• GOAL
Search the listing below for the string "Output" and copy every line where it occurs.

[Figure collection entries]
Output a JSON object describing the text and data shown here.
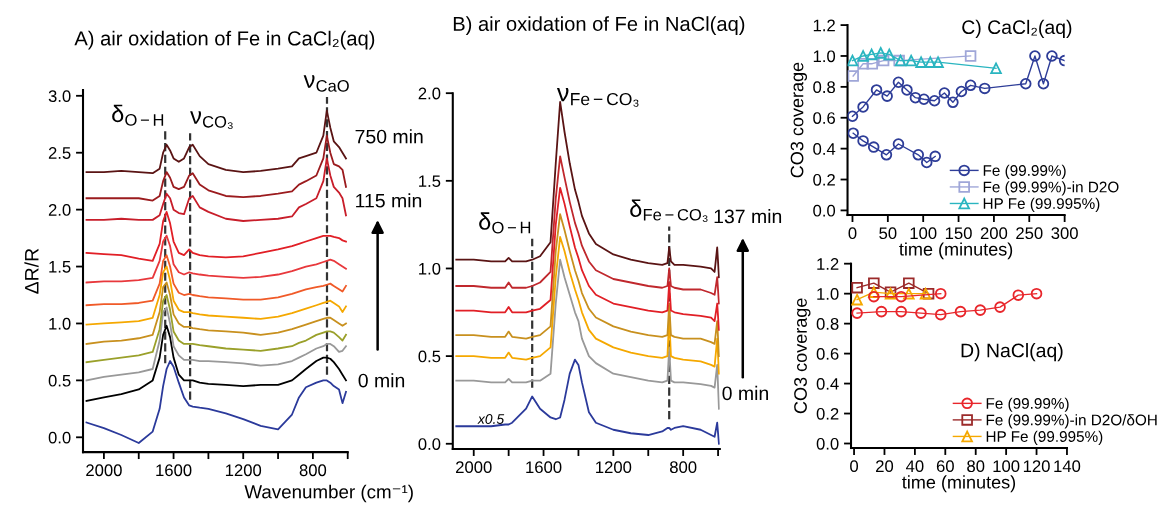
{
  "chart_data": [
    {
      "type": "line",
      "title": "A) air oxidation of Fe in CaCl₂(aq)",
      "xlabel": "Wavenumber (cm⁻¹)",
      "ylabel": "ΔR/R",
      "xlim": [
        2120,
        600
      ],
      "ylim": [
        -0.13,
        3.05
      ],
      "xticks": [
        2000,
        {
          "value": 1800,
          "label": null
        },
        1600,
        {
          "value": 1400,
          "label": null
        },
        1200,
        {
          "value": 1000,
          "label": null
        },
        800,
        {
          "value": 600,
          "label": null
        }
      ],
      "yticks": [
        {
          "value": 0,
          "label": "0.0"
        },
        {
          "value": 0.5,
          "label": "0.5"
        },
        {
          "value": 1,
          "label": "1.0"
        },
        {
          "value": 1.5,
          "label": "1.5"
        },
        {
          "value": 2,
          "label": "2.0"
        },
        {
          "value": 2.5,
          "label": "2.5"
        },
        {
          "value": 3,
          "label": "3.0"
        }
      ],
      "x": [
        2100,
        2000,
        1900,
        1800,
        1720,
        1680,
        1660,
        1640,
        1620,
        1600,
        1570,
        1540,
        1510,
        1490,
        1450,
        1400,
        1300,
        1200,
        1100,
        1000,
        920,
        880,
        840,
        780,
        740,
        720,
        700,
        680,
        650,
        630,
        610
      ],
      "series": [
        {
          "color": "#2b3a9b",
          "values": [
            0.13,
            0.08,
            0.02,
            -0.05,
            0.05,
            0.25,
            0.45,
            0.6,
            0.67,
            0.62,
            0.48,
            0.35,
            0.28,
            0.27,
            0.26,
            0.25,
            0.21,
            0.16,
            0.1,
            0.07,
            0.2,
            0.35,
            0.44,
            0.48,
            0.5,
            0.5,
            0.48,
            0.45,
            0.42,
            0.3,
            0.4
          ]
        },
        {
          "color": "#000000",
          "values": [
            0.32,
            0.35,
            0.38,
            0.42,
            0.5,
            0.7,
            0.9,
            0.98,
            0.88,
            0.7,
            0.55,
            0.5,
            0.5,
            0.5,
            0.48,
            0.47,
            0.46,
            0.45,
            0.46,
            0.46,
            0.5,
            0.55,
            0.6,
            0.67,
            0.7,
            0.7,
            0.69,
            0.66,
            0.6,
            0.55,
            0.5
          ]
        },
        {
          "color": "#999999",
          "values": [
            0.5,
            0.53,
            0.55,
            0.57,
            0.6,
            0.85,
            1.1,
            1.14,
            1.0,
            0.8,
            0.72,
            0.68,
            0.68,
            0.68,
            0.67,
            0.67,
            0.66,
            0.65,
            0.63,
            0.64,
            0.67,
            0.7,
            0.73,
            0.78,
            0.8,
            0.82,
            0.82,
            0.8,
            0.75,
            0.76,
            0.8
          ]
        },
        {
          "color": "#9aa02a",
          "values": [
            0.66,
            0.68,
            0.7,
            0.72,
            0.75,
            0.95,
            1.2,
            1.25,
            1.12,
            0.93,
            0.85,
            0.82,
            0.82,
            0.82,
            0.81,
            0.8,
            0.78,
            0.77,
            0.76,
            0.78,
            0.8,
            0.83,
            0.85,
            0.9,
            0.92,
            0.93,
            0.93,
            0.92,
            0.88,
            0.85,
            0.9
          ]
        },
        {
          "color": "#c8901e",
          "values": [
            0.82,
            0.84,
            0.85,
            0.87,
            0.9,
            1.1,
            1.32,
            1.36,
            1.25,
            1.08,
            1.0,
            0.97,
            0.97,
            0.96,
            0.95,
            0.94,
            0.93,
            0.92,
            0.9,
            0.92,
            0.95,
            0.97,
            0.99,
            1.02,
            1.04,
            1.05,
            1.05,
            1.03,
            1.0,
            0.98,
            1.0
          ]
        },
        {
          "color": "#f5a800",
          "values": [
            0.99,
            1.0,
            1.01,
            1.02,
            1.05,
            1.25,
            1.45,
            1.5,
            1.38,
            1.2,
            1.12,
            1.1,
            1.1,
            1.09,
            1.08,
            1.07,
            1.06,
            1.05,
            1.04,
            1.06,
            1.09,
            1.11,
            1.13,
            1.16,
            1.18,
            1.19,
            1.2,
            1.18,
            1.15,
            1.1,
            1.15
          ]
        },
        {
          "color": "#f05a28",
          "values": [
            1.16,
            1.17,
            1.17,
            1.18,
            1.2,
            1.35,
            1.55,
            1.6,
            1.5,
            1.35,
            1.27,
            1.25,
            1.26,
            1.25,
            1.24,
            1.23,
            1.22,
            1.21,
            1.21,
            1.23,
            1.26,
            1.28,
            1.3,
            1.32,
            1.33,
            1.34,
            1.35,
            1.33,
            1.3,
            1.28,
            1.33
          ]
        },
        {
          "color": "#e8383c",
          "values": [
            1.36,
            1.37,
            1.37,
            1.38,
            1.4,
            1.55,
            1.72,
            1.77,
            1.68,
            1.52,
            1.45,
            1.43,
            1.45,
            1.44,
            1.43,
            1.42,
            1.41,
            1.4,
            1.41,
            1.43,
            1.46,
            1.48,
            1.5,
            1.52,
            1.54,
            1.55,
            1.56,
            1.55,
            1.52,
            1.5,
            1.48
          ]
        },
        {
          "color": "#e11f26",
          "values": [
            1.62,
            1.61,
            1.6,
            1.57,
            1.55,
            1.7,
            1.9,
            1.98,
            1.88,
            1.72,
            1.62,
            1.6,
            1.65,
            1.62,
            1.6,
            1.59,
            1.58,
            1.59,
            1.62,
            1.65,
            1.68,
            1.7,
            1.72,
            1.75,
            1.77,
            1.77,
            1.77,
            1.76,
            1.75,
            1.73,
            1.72
          ]
        },
        {
          "color": "#c81e2a",
          "values": [
            1.91,
            1.91,
            1.92,
            1.91,
            1.91,
            1.95,
            2.05,
            2.14,
            2.1,
            2.0,
            1.97,
            1.96,
            2.1,
            2.12,
            2.02,
            1.98,
            1.92,
            1.9,
            1.91,
            1.92,
            1.94,
            2.02,
            2.05,
            2.1,
            2.25,
            2.45,
            2.3,
            2.2,
            2.15,
            2.1,
            1.95
          ]
        },
        {
          "color": "#9b1b1e",
          "values": [
            2.1,
            2.1,
            2.1,
            2.1,
            2.08,
            2.12,
            2.25,
            2.33,
            2.28,
            2.2,
            2.18,
            2.2,
            2.3,
            2.32,
            2.22,
            2.17,
            2.12,
            2.11,
            2.12,
            2.14,
            2.16,
            2.22,
            2.25,
            2.3,
            2.45,
            2.65,
            2.5,
            2.4,
            2.38,
            2.35,
            2.2
          ]
        },
        {
          "color": "#5a1414",
          "values": [
            2.33,
            2.33,
            2.34,
            2.33,
            2.32,
            2.36,
            2.5,
            2.57,
            2.52,
            2.45,
            2.42,
            2.45,
            2.55,
            2.57,
            2.47,
            2.4,
            2.35,
            2.33,
            2.34,
            2.36,
            2.38,
            2.45,
            2.47,
            2.5,
            2.65,
            2.87,
            2.72,
            2.6,
            2.55,
            2.5,
            2.45
          ]
        }
      ],
      "ref_lines": [
        {
          "axis": "x",
          "value": 1648,
          "label": "δ$_{O−H}$",
          "line_style": "dashed"
        },
        {
          "axis": "x",
          "value": 1505,
          "label": "ν$_{CO₃}$",
          "line_style": "dashed"
        },
        {
          "axis": "x",
          "value": 719,
          "label": "ν$_{CaO}$",
          "line_style": "dashed"
        }
      ],
      "annotations": [
        "750 min",
        "115 min",
        "0 min"
      ]
    },
    {
      "type": "line",
      "title": "B) air oxidation of Fe in NaCl(aq)",
      "xlim": [
        2120,
        590
      ],
      "ylim": [
        -0.03,
        2.0
      ],
      "xticks": [
        2000,
        {
          "value": 1800,
          "label": null
        },
        1600,
        {
          "value": 1400,
          "label": null
        },
        1200,
        {
          "value": 1000,
          "label": null
        },
        800,
        {
          "value": 600,
          "label": null
        }
      ],
      "yticks": [
        {
          "value": 0,
          "label": "0.0"
        },
        {
          "value": 0.5,
          "label": "0.5"
        },
        {
          "value": 1,
          "label": "1.0"
        },
        {
          "value": 1.5,
          "label": "1.5"
        },
        {
          "value": 2,
          "label": "2.0"
        }
      ],
      "x": [
        2100,
        2000,
        1900,
        1820,
        1800,
        1780,
        1700,
        1665,
        1620,
        1560,
        1530,
        1505,
        1480,
        1450,
        1420,
        1400,
        1380,
        1340,
        1300,
        1200,
        1100,
        1000,
        920,
        890,
        880,
        870,
        850,
        800,
        700,
        640,
        620,
        605,
        595
      ],
      "series": [
        {
          "color": "#2b3a9b",
          "values": [
            0.1,
            0.1,
            0.1,
            0.11,
            0.11,
            0.12,
            0.2,
            0.27,
            0.2,
            0.15,
            0.14,
            0.15,
            0.25,
            0.4,
            0.48,
            0.45,
            0.35,
            0.18,
            0.12,
            0.08,
            0.06,
            0.05,
            0.07,
            0.09,
            0.09,
            0.08,
            0.09,
            0.1,
            0.08,
            0.05,
            0.04,
            0.12,
            0.0
          ]
        },
        {
          "color": "#999999",
          "values": [
            0.36,
            0.36,
            0.35,
            0.35,
            0.37,
            0.35,
            0.35,
            0.36,
            0.36,
            0.4,
            0.8,
            1.05,
            0.95,
            0.85,
            0.75,
            0.7,
            0.6,
            0.5,
            0.46,
            0.4,
            0.38,
            0.36,
            0.35,
            0.36,
            0.55,
            0.36,
            0.35,
            0.35,
            0.34,
            0.33,
            0.32,
            0.45,
            0.2
          ]
        },
        {
          "color": "#f5a800",
          "values": [
            0.5,
            0.5,
            0.49,
            0.49,
            0.52,
            0.49,
            0.48,
            0.49,
            0.5,
            0.55,
            0.95,
            1.18,
            1.1,
            0.98,
            0.88,
            0.82,
            0.75,
            0.65,
            0.6,
            0.55,
            0.52,
            0.5,
            0.49,
            0.5,
            0.72,
            0.5,
            0.49,
            0.48,
            0.47,
            0.45,
            0.44,
            0.6,
            0.4
          ]
        },
        {
          "color": "#c8901e",
          "values": [
            0.62,
            0.62,
            0.61,
            0.61,
            0.64,
            0.61,
            0.6,
            0.61,
            0.62,
            0.67,
            1.1,
            1.31,
            1.22,
            1.1,
            0.99,
            0.93,
            0.86,
            0.77,
            0.72,
            0.67,
            0.64,
            0.62,
            0.61,
            0.62,
            0.8,
            0.62,
            0.61,
            0.6,
            0.6,
            0.58,
            0.57,
            0.7,
            0.5
          ]
        },
        {
          "color": "#e11f26",
          "values": [
            0.76,
            0.76,
            0.75,
            0.75,
            0.78,
            0.75,
            0.75,
            0.76,
            0.77,
            0.82,
            1.25,
            1.46,
            1.37,
            1.24,
            1.12,
            1.06,
            0.99,
            0.9,
            0.85,
            0.8,
            0.78,
            0.76,
            0.75,
            0.76,
            0.92,
            0.76,
            0.75,
            0.74,
            0.73,
            0.72,
            0.7,
            0.8,
            0.65
          ]
        },
        {
          "color": "#c0282d",
          "values": [
            0.9,
            0.9,
            0.89,
            0.89,
            0.92,
            0.89,
            0.89,
            0.9,
            0.92,
            0.98,
            1.4,
            1.64,
            1.52,
            1.38,
            1.26,
            1.2,
            1.13,
            1.04,
            0.99,
            0.94,
            0.92,
            0.9,
            0.89,
            0.9,
            1.0,
            0.9,
            0.89,
            0.88,
            0.88,
            0.86,
            0.85,
            0.95,
            0.8
          ]
        },
        {
          "color": "#5a1414",
          "values": [
            1.05,
            1.05,
            1.04,
            1.04,
            1.06,
            1.04,
            1.04,
            1.05,
            1.07,
            1.15,
            1.6,
            1.95,
            1.78,
            1.6,
            1.45,
            1.38,
            1.3,
            1.2,
            1.14,
            1.08,
            1.05,
            1.03,
            1.02,
            1.03,
            1.12,
            1.04,
            1.02,
            1.02,
            1.01,
            1.0,
            0.98,
            1.12,
            0.95
          ]
        }
      ],
      "ref_lines": [
        {
          "axis": "x",
          "value": 1665,
          "label": "δ$_{O−H}$",
          "line_style": "dashed"
        },
        {
          "axis": "x",
          "value": 880,
          "label": "δ$_{Fe−CO₃}$",
          "line_style": "dashed"
        }
      ],
      "annotations": [
        "ν$_{Fe−CO₃}$",
        "x0.5",
        "137 min",
        "0 min"
      ]
    },
    {
      "type": "line",
      "title": "C) CaCl₂(aq)",
      "xlabel": "time (minutes)",
      "ylabel": "CO3 coverage",
      "legend": "bottom right",
      "xlim": [
        -7,
        300
      ],
      "ylim": [
        -0.03,
        1.2
      ],
      "xticks": [
        0,
        50,
        100,
        150,
        200,
        250,
        300
      ],
      "yticks": [
        {
          "value": 0,
          "label": "0.0"
        },
        {
          "value": 0.2,
          "label": "0.2"
        },
        {
          "value": 0.4,
          "label": "0.4"
        },
        {
          "value": 0.6,
          "label": "0.6"
        },
        {
          "value": 0.8,
          "label": "0.8"
        },
        {
          "value": 1,
          "label": "1.0"
        },
        {
          "value": 1.2,
          "label": "1.2"
        }
      ],
      "series": [
        {
          "name": "Fe (99.99%)",
          "color": "#2e3d98",
          "marker": "circle",
          "x": [
            0,
            15,
            34,
            49,
            65,
            77,
            89,
            101,
            116,
            130,
            142,
            154,
            167,
            187,
            245,
            258,
            270,
            282,
            300
          ],
          "values": [
            0.61,
            0.67,
            0.78,
            0.74,
            0.83,
            0.78,
            0.73,
            0.72,
            0.71,
            0.76,
            0.7,
            0.77,
            0.81,
            0.79,
            0.82,
            1.0,
            0.82,
            1.0,
            0.97
          ]
        },
        {
          "name": "Fe (99.99%)-in D2O",
          "color": "#9fa6d8",
          "marker": "square",
          "x": [
            1,
            15,
            28,
            44,
            66,
            167
          ],
          "values": [
            0.87,
            0.95,
            0.95,
            0.97,
            0.97,
            1.0
          ]
        },
        {
          "name": "HP Fe (99.995%)",
          "color": "#2ab5c0",
          "marker": "triangle",
          "x": [
            0,
            15,
            27,
            40,
            52,
            68,
            83,
            97,
            110,
            121,
            203
          ],
          "values": [
            0.97,
            1.0,
            1.01,
            1.02,
            1.01,
            0.97,
            0.97,
            0.96,
            0.96,
            0.96,
            0.92
          ]
        },
        {
          "color": "#2e3d98",
          "marker": "circle",
          "x": [
            1,
            15,
            30,
            48,
            65,
            93,
            105,
            117
          ],
          "values": [
            0.5,
            0.45,
            0.41,
            0.36,
            0.43,
            0.36,
            0.31,
            0.35
          ]
        }
      ]
    },
    {
      "type": "line",
      "title": "D) NaCl(aq)",
      "xlabel": "time (minutes)",
      "ylabel": "CO3 coverage",
      "legend": "bottom right",
      "xlim": [
        -2,
        140
      ],
      "ylim": [
        -0.03,
        1.2
      ],
      "xticks": [
        0,
        20,
        40,
        60,
        80,
        100,
        120,
        140
      ],
      "yticks": [
        {
          "value": 0,
          "label": "0.0"
        },
        {
          "value": 0.2,
          "label": "0.2"
        },
        {
          "value": 0.4,
          "label": "0.4"
        },
        {
          "value": 0.6,
          "label": "0.6"
        },
        {
          "value": 0.8,
          "label": "0.8"
        },
        {
          "value": 1,
          "label": "1.0"
        },
        {
          "value": 1.2,
          "label": "1.2"
        }
      ],
      "series": [
        {
          "name": "Fe (99.99%)",
          "color": "#e8262b",
          "marker": "circle",
          "x": [
            2,
            18,
            31,
            44,
            57,
            70,
            83,
            96,
            108,
            120
          ],
          "values": [
            0.87,
            0.88,
            0.88,
            0.87,
            0.86,
            0.88,
            0.89,
            0.91,
            0.99,
            1.0
          ]
        },
        {
          "name": "Fe (99.99%)-in D2O/δOH",
          "color": "#9b2a2a",
          "marker": "square",
          "x": [
            2,
            13,
            24,
            36,
            49
          ],
          "values": [
            1.04,
            1.07,
            1.01,
            1.07,
            1.0
          ]
        },
        {
          "name": "HP Fe (99.995%)",
          "color": "#f5a800",
          "marker": "triangle",
          "x": [
            2,
            13,
            24,
            36,
            47
          ],
          "values": [
            0.96,
            1.01,
            1.0,
            1.0,
            1.0
          ]
        },
        {
          "color": "#e8262b",
          "marker": "circle",
          "x": [
            13,
            31,
            57
          ],
          "values": [
            0.98,
            0.98,
            1.0
          ]
        }
      ]
    }
  ]
}
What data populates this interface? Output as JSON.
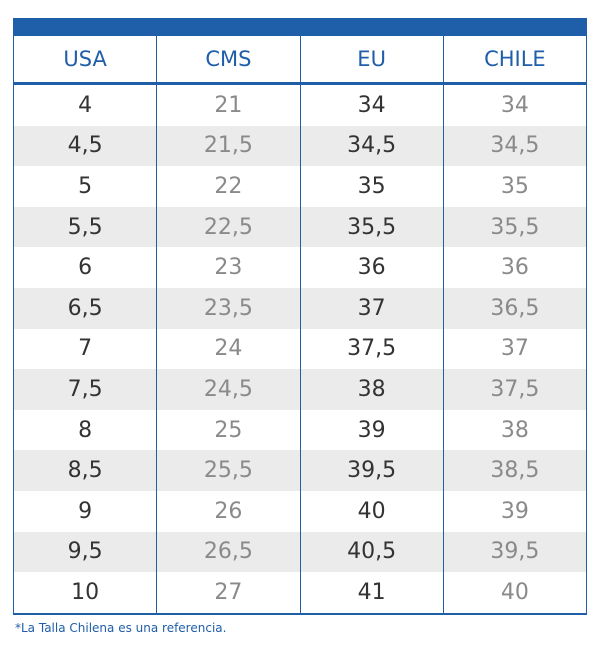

• WRITTEN RESPONSE
Output a JSON object describing the text and data shown here.
What data populates this interface? Output as JSON.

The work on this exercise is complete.